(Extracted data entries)
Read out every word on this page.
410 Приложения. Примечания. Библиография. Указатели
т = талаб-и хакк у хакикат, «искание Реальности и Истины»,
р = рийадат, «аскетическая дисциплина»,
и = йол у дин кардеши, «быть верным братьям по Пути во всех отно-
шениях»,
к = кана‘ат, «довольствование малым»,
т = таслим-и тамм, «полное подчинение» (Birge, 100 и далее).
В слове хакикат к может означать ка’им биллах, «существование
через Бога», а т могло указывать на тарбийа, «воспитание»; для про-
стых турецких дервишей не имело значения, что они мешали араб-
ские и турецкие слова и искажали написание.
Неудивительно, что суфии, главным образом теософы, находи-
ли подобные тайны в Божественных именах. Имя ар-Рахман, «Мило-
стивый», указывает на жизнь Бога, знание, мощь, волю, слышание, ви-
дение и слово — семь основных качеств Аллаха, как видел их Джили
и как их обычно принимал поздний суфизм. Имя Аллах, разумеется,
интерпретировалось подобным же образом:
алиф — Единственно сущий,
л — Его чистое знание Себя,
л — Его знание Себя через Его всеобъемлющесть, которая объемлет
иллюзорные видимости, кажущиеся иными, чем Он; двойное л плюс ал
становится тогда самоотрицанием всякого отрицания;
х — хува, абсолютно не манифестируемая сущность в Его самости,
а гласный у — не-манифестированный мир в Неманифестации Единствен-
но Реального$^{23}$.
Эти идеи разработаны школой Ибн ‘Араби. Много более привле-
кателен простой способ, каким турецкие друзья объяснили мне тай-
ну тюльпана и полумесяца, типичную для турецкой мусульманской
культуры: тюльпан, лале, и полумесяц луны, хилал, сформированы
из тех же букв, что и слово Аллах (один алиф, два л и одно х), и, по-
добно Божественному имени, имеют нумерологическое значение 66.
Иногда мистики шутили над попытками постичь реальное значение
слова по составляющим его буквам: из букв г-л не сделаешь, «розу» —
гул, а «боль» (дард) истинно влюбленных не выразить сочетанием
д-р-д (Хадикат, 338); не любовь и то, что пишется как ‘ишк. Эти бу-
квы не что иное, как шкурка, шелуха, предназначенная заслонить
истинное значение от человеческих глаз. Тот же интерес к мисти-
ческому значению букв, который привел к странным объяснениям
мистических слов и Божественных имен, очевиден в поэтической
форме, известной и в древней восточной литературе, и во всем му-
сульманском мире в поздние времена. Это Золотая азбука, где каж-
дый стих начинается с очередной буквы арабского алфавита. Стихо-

[WHAT TO PRODUCE]
Extract every line above that contains the word "образом".

[RESULT OF THIS TASK]
Неудивительно, что суфии, главным образом теософы, находи-
интерпретировалось подобным же образом:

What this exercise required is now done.